_DIRECTION:_
Return all lines from the listing below in which the string "title" occurs.

(Extracts from a graphics dataset)

^^^^

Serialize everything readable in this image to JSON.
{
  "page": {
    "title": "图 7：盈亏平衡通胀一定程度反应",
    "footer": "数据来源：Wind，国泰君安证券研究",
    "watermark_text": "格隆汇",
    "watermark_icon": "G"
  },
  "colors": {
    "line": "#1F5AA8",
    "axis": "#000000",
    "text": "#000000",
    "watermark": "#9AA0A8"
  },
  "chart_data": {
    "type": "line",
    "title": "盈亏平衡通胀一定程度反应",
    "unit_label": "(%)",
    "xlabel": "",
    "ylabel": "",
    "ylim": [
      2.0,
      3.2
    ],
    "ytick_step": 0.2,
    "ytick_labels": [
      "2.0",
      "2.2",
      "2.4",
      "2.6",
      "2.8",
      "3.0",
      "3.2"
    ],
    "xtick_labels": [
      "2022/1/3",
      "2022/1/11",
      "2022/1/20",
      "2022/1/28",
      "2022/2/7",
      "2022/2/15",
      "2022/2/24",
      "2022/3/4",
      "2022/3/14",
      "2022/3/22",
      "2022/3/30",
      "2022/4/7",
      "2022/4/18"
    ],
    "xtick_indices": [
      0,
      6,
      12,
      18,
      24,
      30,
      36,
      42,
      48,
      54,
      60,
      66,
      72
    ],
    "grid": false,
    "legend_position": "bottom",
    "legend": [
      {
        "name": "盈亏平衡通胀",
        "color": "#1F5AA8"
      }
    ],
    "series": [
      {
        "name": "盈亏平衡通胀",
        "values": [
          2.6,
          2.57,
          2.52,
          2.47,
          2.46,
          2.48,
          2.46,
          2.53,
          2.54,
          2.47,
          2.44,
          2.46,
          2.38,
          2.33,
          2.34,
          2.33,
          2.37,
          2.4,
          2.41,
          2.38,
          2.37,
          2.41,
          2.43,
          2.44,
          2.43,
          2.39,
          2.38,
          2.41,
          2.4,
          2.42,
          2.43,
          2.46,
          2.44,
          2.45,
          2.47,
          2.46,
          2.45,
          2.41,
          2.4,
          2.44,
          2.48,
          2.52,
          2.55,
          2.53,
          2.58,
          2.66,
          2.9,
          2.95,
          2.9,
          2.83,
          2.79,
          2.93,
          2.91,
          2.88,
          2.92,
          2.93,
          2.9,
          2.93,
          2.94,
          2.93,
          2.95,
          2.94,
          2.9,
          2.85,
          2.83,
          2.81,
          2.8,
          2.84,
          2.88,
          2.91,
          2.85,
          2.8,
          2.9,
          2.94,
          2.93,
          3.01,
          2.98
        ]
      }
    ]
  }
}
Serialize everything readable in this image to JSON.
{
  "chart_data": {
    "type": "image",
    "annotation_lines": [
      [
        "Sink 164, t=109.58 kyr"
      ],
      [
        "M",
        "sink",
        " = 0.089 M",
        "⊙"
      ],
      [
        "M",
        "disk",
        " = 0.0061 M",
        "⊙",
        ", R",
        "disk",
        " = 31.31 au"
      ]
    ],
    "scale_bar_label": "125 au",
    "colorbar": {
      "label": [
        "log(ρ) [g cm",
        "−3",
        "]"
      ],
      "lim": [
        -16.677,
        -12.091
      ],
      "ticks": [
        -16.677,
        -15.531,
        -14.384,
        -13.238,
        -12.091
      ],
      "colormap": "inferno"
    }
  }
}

^^^^

_RIGHT ANSWER:_
    "title": "图 7：盈亏平衡通胀一定程度反应",
    "title": "盈亏平衡通胀一定程度反应",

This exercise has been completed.